## Challenge:
Present each line of the entries below that holds the word "życie".

## Listing:
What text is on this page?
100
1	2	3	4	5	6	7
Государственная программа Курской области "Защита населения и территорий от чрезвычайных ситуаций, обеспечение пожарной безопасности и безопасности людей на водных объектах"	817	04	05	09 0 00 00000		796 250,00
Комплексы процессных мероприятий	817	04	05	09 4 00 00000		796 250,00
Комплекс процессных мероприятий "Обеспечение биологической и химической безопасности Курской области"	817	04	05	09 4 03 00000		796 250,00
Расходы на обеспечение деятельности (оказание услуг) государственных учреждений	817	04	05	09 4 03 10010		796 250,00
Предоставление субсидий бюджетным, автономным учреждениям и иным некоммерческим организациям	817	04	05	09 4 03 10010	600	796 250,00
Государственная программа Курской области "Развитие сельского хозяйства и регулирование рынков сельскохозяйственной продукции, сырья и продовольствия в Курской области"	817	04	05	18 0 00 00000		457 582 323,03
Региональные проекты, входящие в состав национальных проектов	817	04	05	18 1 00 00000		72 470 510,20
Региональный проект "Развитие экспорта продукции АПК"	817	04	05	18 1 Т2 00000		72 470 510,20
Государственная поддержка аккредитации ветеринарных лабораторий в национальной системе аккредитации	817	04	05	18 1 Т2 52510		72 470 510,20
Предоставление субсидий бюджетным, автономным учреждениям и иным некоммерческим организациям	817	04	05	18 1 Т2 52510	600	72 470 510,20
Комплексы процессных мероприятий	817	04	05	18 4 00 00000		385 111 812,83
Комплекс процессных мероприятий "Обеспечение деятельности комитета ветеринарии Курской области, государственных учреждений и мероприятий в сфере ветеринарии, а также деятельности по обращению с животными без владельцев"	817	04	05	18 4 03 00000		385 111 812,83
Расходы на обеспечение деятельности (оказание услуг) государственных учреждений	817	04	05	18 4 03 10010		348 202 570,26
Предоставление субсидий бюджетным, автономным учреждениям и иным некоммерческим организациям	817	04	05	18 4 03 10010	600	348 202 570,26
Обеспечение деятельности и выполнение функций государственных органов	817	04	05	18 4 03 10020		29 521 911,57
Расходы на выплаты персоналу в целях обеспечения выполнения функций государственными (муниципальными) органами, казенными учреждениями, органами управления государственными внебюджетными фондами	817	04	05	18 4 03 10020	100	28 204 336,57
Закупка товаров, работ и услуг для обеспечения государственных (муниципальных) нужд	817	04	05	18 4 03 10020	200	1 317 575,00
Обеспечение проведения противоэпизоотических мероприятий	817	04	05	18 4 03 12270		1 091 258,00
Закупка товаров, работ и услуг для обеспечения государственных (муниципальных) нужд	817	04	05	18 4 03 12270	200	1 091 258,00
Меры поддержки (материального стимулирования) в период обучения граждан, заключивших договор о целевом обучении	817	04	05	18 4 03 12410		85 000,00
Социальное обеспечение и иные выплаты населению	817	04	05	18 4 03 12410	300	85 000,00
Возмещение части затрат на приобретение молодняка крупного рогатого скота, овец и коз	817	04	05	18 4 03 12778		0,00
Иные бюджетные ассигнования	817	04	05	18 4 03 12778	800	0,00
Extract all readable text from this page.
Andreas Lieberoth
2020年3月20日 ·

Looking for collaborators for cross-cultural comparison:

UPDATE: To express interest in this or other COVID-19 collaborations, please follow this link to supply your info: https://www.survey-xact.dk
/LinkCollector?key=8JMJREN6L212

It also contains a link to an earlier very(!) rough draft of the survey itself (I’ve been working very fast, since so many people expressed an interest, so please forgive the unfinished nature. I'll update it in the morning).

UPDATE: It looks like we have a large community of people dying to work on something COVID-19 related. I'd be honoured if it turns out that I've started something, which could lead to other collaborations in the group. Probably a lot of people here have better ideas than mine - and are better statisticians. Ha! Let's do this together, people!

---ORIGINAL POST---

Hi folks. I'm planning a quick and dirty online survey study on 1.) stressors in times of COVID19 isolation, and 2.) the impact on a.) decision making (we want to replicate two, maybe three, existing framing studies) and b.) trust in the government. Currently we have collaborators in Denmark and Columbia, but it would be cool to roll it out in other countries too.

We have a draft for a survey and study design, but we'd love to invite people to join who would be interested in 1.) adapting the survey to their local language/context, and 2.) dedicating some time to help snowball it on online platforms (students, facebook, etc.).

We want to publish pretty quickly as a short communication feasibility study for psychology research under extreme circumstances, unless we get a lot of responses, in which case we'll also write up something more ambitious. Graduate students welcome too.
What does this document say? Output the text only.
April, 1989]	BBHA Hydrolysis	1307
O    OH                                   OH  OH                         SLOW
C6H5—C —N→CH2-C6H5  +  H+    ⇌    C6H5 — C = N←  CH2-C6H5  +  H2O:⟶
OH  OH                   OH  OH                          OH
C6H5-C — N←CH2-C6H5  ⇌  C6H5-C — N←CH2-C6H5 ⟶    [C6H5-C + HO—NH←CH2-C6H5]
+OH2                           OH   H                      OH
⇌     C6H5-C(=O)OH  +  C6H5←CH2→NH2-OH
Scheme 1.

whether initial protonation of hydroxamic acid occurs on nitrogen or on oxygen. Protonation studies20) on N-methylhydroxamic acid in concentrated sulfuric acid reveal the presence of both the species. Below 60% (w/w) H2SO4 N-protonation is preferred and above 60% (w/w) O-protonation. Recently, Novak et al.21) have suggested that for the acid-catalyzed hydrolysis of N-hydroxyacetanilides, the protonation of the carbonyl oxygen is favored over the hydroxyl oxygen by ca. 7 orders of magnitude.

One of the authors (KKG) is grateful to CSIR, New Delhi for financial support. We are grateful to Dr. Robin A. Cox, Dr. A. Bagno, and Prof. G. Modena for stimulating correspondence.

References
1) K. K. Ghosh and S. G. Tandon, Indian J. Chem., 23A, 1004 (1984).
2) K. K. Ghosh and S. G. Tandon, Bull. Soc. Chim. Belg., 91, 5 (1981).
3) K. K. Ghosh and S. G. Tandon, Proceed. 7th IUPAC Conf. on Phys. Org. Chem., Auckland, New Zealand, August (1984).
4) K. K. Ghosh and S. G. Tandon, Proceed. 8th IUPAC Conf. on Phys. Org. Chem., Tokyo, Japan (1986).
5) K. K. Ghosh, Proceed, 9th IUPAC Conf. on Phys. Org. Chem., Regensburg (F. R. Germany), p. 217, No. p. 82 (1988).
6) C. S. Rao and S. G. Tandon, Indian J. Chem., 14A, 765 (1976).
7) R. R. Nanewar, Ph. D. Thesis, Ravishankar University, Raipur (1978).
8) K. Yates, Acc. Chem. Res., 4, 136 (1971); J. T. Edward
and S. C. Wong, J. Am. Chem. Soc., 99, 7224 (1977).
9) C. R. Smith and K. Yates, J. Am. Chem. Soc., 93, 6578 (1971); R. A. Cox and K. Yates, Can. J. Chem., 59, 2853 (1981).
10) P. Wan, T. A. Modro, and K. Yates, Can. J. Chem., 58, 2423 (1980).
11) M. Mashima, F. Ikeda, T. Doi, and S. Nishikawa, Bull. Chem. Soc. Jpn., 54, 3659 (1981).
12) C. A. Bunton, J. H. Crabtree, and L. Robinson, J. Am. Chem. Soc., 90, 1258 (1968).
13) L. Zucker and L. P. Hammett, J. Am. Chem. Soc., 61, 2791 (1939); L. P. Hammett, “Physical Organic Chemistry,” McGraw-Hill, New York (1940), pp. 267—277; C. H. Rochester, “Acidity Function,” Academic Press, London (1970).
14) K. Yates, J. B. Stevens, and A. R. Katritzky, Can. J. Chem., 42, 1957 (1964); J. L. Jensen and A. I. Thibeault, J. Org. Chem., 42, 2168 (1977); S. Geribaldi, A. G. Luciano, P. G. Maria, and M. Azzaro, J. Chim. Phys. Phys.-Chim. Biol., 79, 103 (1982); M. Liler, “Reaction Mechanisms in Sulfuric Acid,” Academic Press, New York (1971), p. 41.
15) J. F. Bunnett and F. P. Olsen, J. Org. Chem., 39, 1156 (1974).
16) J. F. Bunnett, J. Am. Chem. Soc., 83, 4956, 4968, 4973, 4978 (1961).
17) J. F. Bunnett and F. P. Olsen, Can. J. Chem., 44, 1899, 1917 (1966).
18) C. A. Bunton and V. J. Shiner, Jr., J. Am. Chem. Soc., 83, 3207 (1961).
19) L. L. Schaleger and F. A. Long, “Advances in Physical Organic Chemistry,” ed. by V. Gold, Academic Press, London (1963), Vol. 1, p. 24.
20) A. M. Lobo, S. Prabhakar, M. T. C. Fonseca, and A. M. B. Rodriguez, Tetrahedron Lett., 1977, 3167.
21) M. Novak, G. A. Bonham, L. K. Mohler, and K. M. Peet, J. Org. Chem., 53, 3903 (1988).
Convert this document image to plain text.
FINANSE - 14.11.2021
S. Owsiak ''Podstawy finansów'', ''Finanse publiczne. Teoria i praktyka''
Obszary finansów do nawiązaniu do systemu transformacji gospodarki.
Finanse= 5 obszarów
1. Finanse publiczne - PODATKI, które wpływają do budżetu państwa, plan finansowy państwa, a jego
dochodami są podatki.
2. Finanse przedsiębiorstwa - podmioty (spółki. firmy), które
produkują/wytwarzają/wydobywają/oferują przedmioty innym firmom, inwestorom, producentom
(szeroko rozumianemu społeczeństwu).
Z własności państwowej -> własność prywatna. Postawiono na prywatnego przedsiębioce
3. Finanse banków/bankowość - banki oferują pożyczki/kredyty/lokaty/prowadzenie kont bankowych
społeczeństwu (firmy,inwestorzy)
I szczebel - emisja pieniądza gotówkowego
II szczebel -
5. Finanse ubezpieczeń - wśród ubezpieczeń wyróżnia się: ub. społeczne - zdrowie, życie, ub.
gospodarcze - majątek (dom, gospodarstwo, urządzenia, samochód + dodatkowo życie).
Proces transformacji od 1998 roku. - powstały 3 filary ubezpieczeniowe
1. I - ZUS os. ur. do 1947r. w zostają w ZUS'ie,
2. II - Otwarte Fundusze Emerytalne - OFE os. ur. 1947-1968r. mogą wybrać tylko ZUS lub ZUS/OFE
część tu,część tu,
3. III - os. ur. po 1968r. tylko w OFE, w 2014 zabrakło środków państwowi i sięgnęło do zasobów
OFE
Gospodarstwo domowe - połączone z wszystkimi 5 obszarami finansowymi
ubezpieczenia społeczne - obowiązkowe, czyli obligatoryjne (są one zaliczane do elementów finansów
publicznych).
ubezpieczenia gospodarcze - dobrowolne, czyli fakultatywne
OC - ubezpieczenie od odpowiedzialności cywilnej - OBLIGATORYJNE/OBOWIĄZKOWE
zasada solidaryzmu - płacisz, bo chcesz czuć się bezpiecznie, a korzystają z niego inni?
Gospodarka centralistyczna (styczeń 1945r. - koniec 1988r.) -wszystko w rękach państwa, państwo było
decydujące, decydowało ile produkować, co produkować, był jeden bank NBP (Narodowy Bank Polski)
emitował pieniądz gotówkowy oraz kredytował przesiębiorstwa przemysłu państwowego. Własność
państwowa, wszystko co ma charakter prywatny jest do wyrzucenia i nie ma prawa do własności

## Response below:
5. Finanse ubezpieczeń - wśród ubezpieczeń wyróżnia się: ub. społeczne - zdrowie, życie, ub.
gospodarcze - majątek (dom, gospodarstwo, urządzenia, samochód + dodatkowo życie).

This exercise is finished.